From the listing below, copy every line with the word "corner".

[Begin]

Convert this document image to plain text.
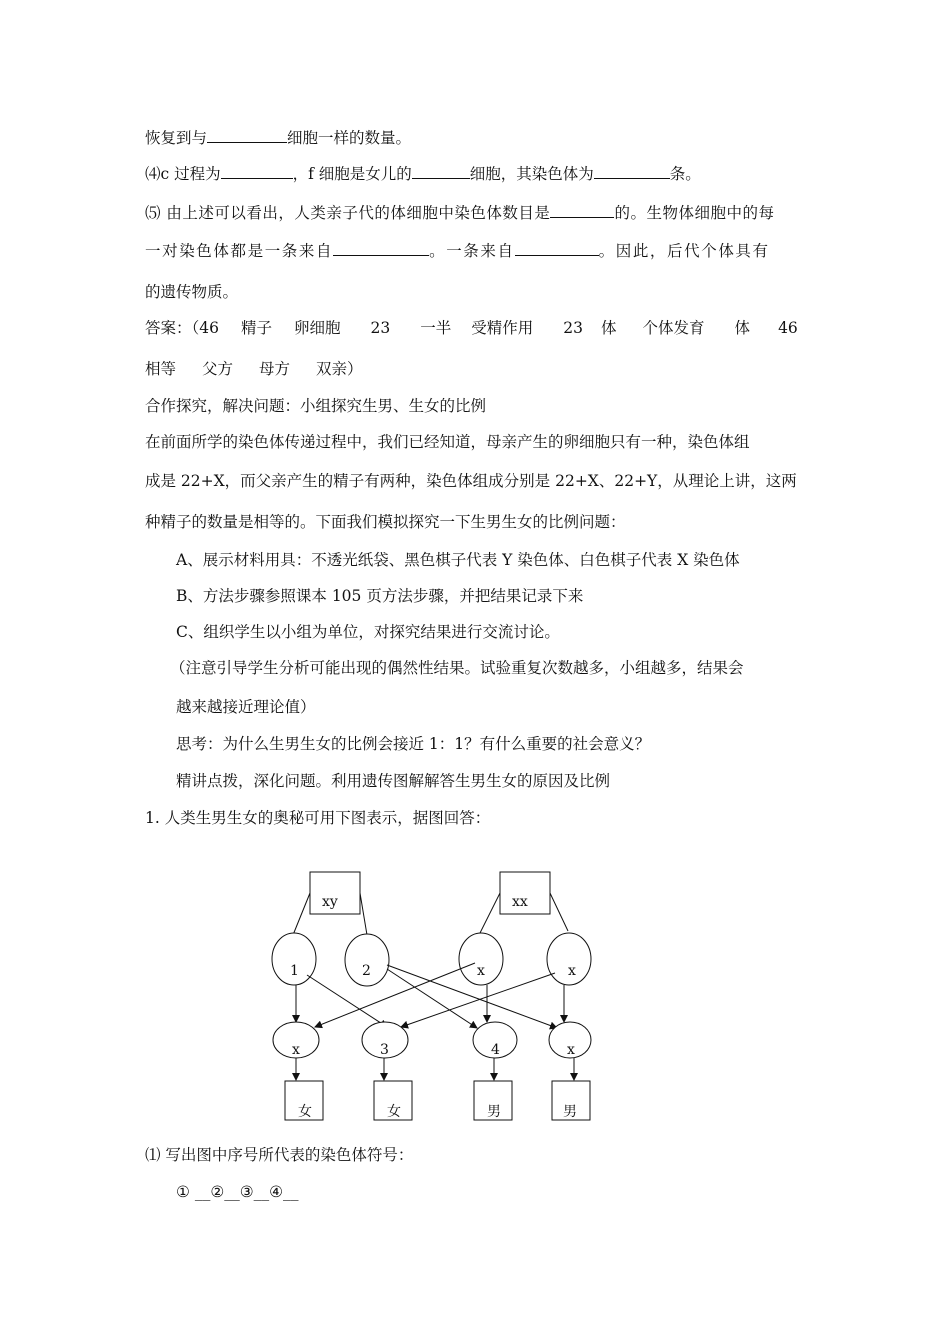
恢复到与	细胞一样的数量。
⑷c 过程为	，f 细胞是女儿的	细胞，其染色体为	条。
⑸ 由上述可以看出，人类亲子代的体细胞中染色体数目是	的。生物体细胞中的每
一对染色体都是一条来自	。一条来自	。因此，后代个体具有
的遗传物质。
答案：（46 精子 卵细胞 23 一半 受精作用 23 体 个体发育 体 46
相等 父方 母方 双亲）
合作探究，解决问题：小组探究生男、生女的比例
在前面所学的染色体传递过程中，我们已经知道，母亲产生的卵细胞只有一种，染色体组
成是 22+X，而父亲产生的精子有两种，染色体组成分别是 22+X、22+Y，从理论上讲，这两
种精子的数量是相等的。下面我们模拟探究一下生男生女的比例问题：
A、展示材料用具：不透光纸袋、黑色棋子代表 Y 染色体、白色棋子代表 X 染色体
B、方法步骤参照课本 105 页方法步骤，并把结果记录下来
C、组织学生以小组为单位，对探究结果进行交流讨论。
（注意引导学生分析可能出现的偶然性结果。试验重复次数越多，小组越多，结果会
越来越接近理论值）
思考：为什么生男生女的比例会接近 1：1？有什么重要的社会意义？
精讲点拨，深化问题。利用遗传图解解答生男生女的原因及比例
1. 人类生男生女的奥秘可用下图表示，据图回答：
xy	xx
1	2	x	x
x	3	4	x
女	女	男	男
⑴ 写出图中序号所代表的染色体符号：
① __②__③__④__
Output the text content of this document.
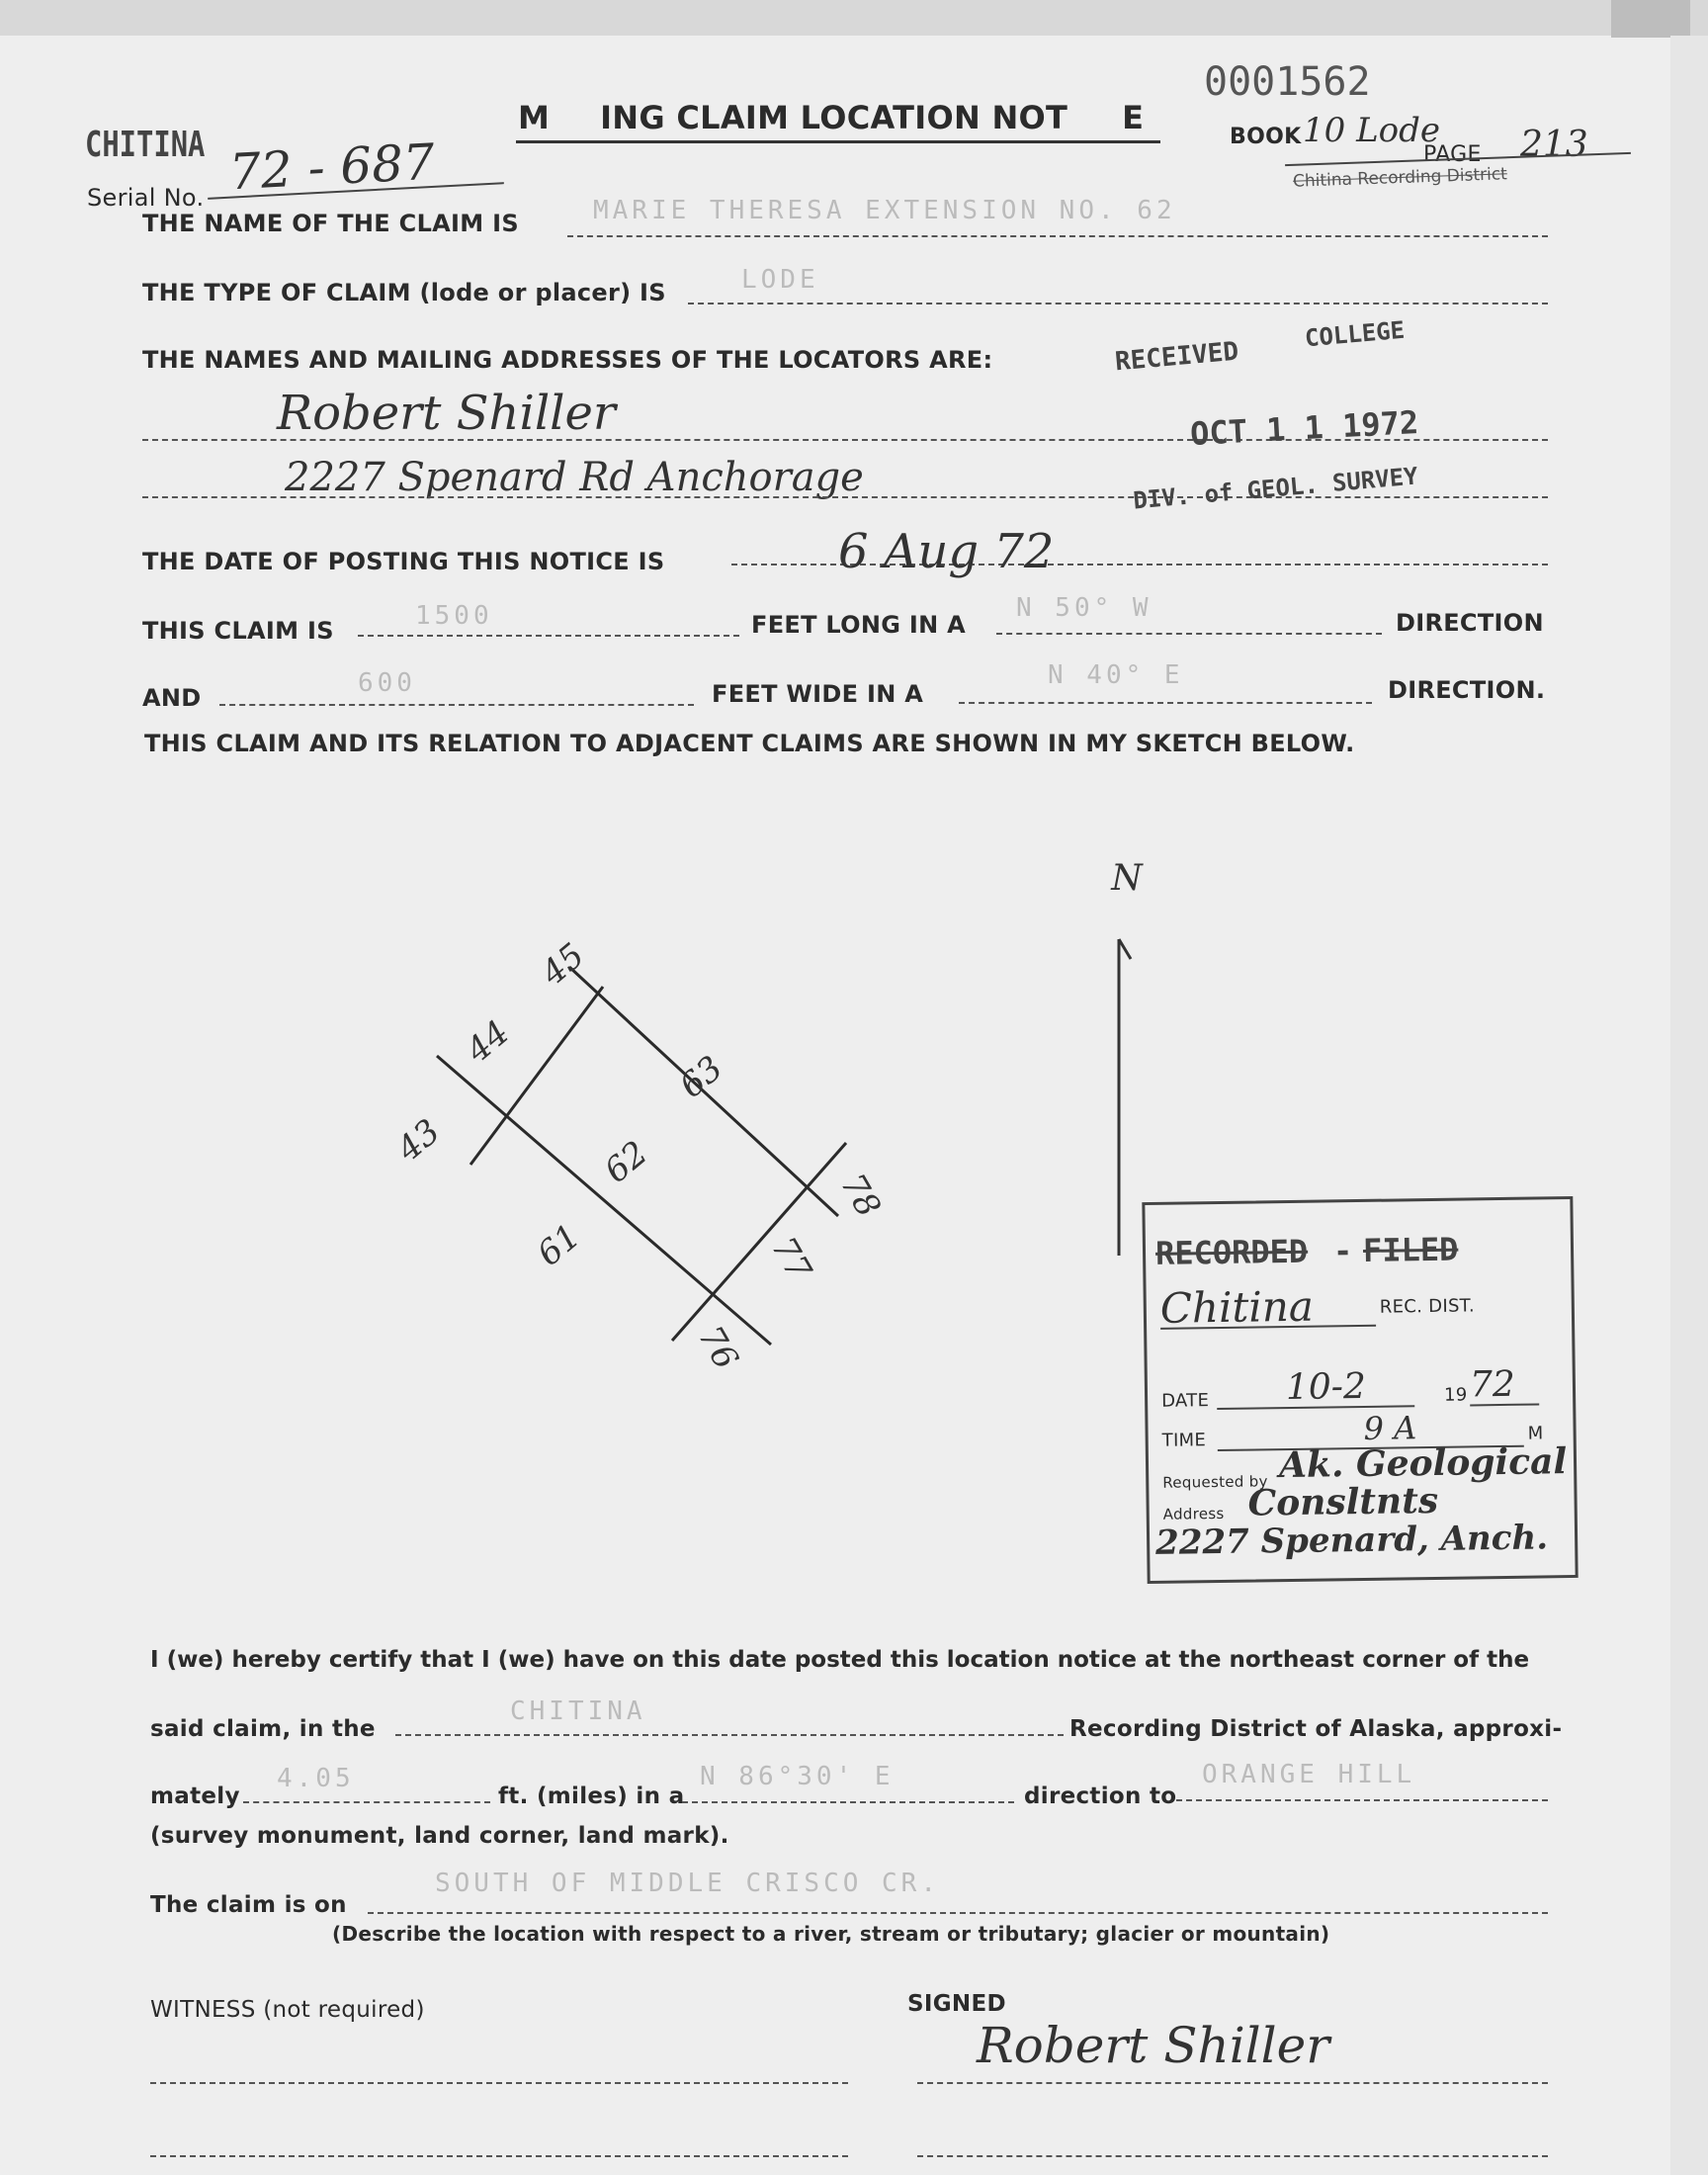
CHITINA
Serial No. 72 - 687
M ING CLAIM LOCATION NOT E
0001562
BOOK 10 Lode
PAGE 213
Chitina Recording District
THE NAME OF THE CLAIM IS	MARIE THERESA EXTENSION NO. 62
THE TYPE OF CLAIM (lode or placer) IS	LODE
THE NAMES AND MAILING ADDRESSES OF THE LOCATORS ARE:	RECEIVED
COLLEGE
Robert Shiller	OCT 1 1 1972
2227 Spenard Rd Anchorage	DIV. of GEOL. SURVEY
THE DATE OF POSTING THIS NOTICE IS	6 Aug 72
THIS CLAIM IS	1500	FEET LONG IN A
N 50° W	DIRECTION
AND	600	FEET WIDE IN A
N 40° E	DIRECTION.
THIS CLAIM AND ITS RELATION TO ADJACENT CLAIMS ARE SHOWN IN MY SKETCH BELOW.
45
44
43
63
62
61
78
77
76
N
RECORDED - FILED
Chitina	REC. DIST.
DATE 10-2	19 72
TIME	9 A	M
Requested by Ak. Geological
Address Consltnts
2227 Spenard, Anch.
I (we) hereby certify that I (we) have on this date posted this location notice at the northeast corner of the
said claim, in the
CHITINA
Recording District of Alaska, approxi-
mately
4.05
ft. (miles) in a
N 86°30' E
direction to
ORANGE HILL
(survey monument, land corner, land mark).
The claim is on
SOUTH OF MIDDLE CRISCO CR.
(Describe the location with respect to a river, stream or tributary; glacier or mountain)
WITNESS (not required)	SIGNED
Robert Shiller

[End]

* Result:
I (we) hereby certify that I (we) have on this date posted this location notice at the northeast corner of the
(survey monument, land corner, land mark).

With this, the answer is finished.